## Start Material to process
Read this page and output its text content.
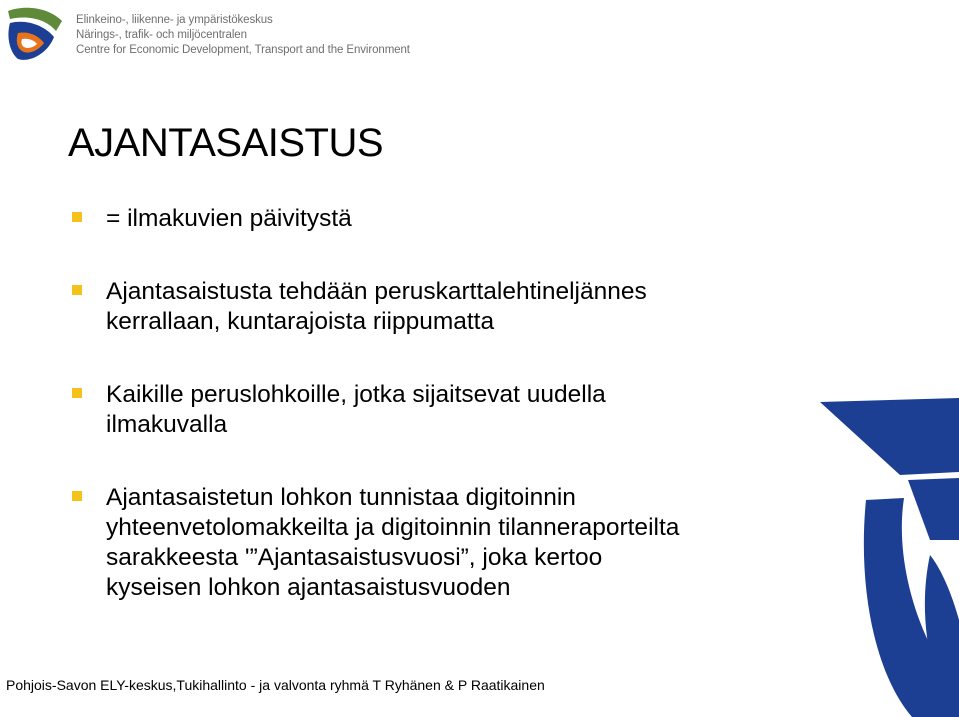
Elinkeino-, liikenne- ja ympäristökeskus
Närings-, trafik- och miljöcentralen
Centre for Economic Development, Transport and the Environment
AJANTASAISTUS
= ilmakuvien päivitystä
Ajantasaistusta tehdään peruskarttalehtineljännes
kerrallaan, kuntarajoista riippumatta
Kaikille peruslohkoille, jotka sijaitsevat uudella
ilmakuvalla
Ajantasaistetun lohkon tunnistaa digitoinnin
yhteenvetolomakkeilta ja digitoinnin tilanneraporteilta
sarakkeesta '”Ajantasaistusvuosi”, joka kertoo
kyseisen lohkon ajantasaistusvuoden
Pohjois-Savon ELY-keskus,Tukihallinto - ja valvonta ryhmä T Ryhänen & P Raatikainen
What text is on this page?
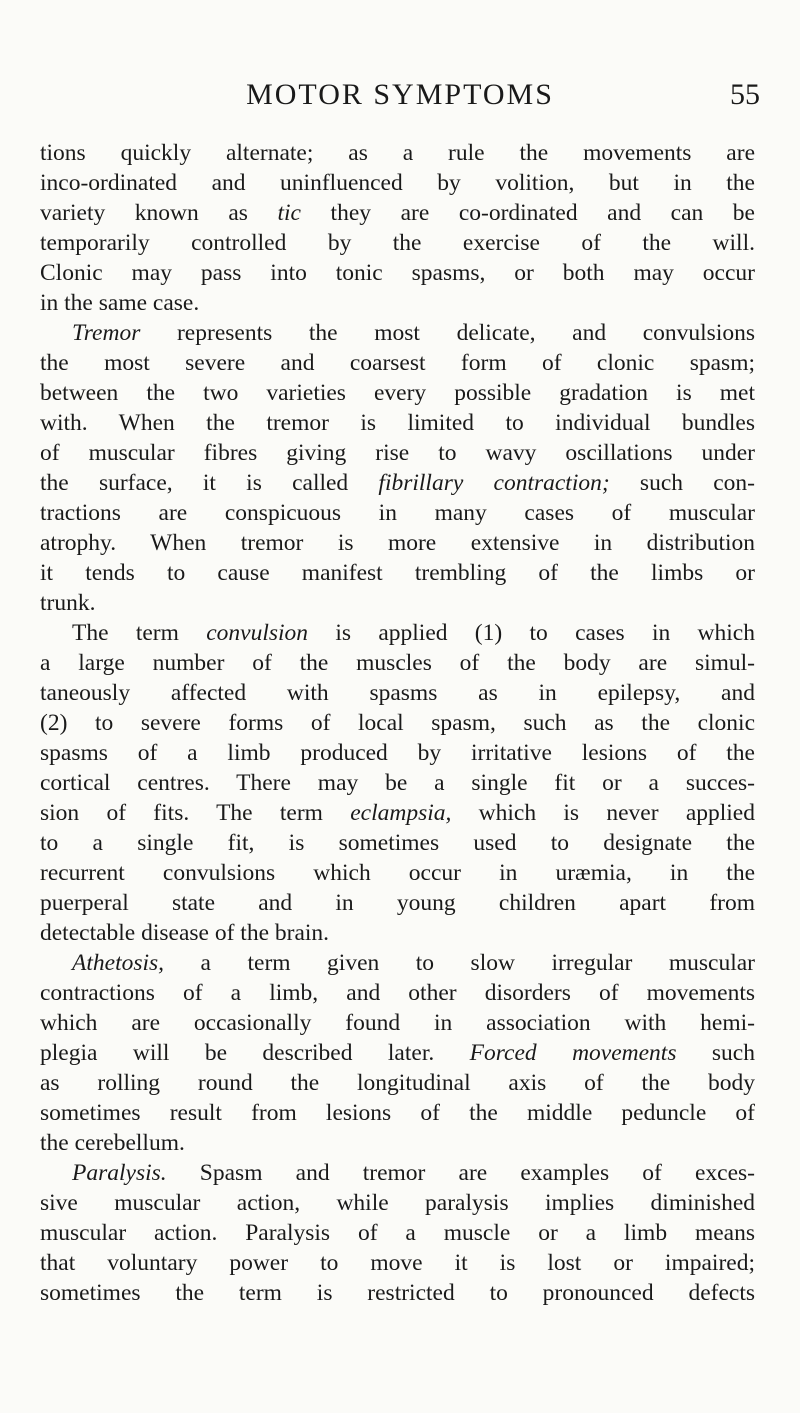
MOTOR SYMPTOMS	55
tions quickly alternate; as a rule the movements are
inco-ordinated and uninfluenced by volition, but in the
variety known as tic they are co-ordinated and can be
temporarily controlled by the exercise of the will.
Clonic may pass into tonic spasms, or both may occur
in the same case.
Tremor represents the most delicate, and convulsions
the most severe and coarsest form of clonic spasm;
between the two varieties every possible gradation is met
with. When the tremor is limited to individual bundles
of muscular fibres giving rise to wavy oscillations under
the surface, it is called fibrillary contraction; such con-
tractions are conspicuous in many cases of muscular
atrophy. When tremor is more extensive in distribution
it tends to cause manifest trembling of the limbs or
trunk.
The term convulsion is applied (1) to cases in which
a large number of the muscles of the body are simul-
taneously affected with spasms as in epilepsy, and
(2) to severe forms of local spasm, such as the clonic
spasms of a limb produced by irritative lesions of the
cortical centres. There may be a single fit or a succes-
sion of fits. The term eclampsia, which is never applied
to a single fit, is sometimes used to designate the
recurrent convulsions which occur in uræmia, in the
puerperal state and in young children apart from
detectable disease of the brain.
Athetosis, a term given to slow irregular muscular
contractions of a limb, and other disorders of movements
which are occasionally found in association with hemi-
plegia will be described later. Forced movements such
as rolling round the longitudinal axis of the body
sometimes result from lesions of the middle peduncle of
the cerebellum.
Paralysis. Spasm and tremor are examples of exces-
sive muscular action, while paralysis implies diminished
muscular action. Paralysis of a muscle or a limb means
that voluntary power to move it is lost or impaired;
sometimes the term is restricted to pronounced defects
## End Material to process
Task statement: Tally the lines of the material above that contain the word "text" and report the total alone.

Answer in full: 2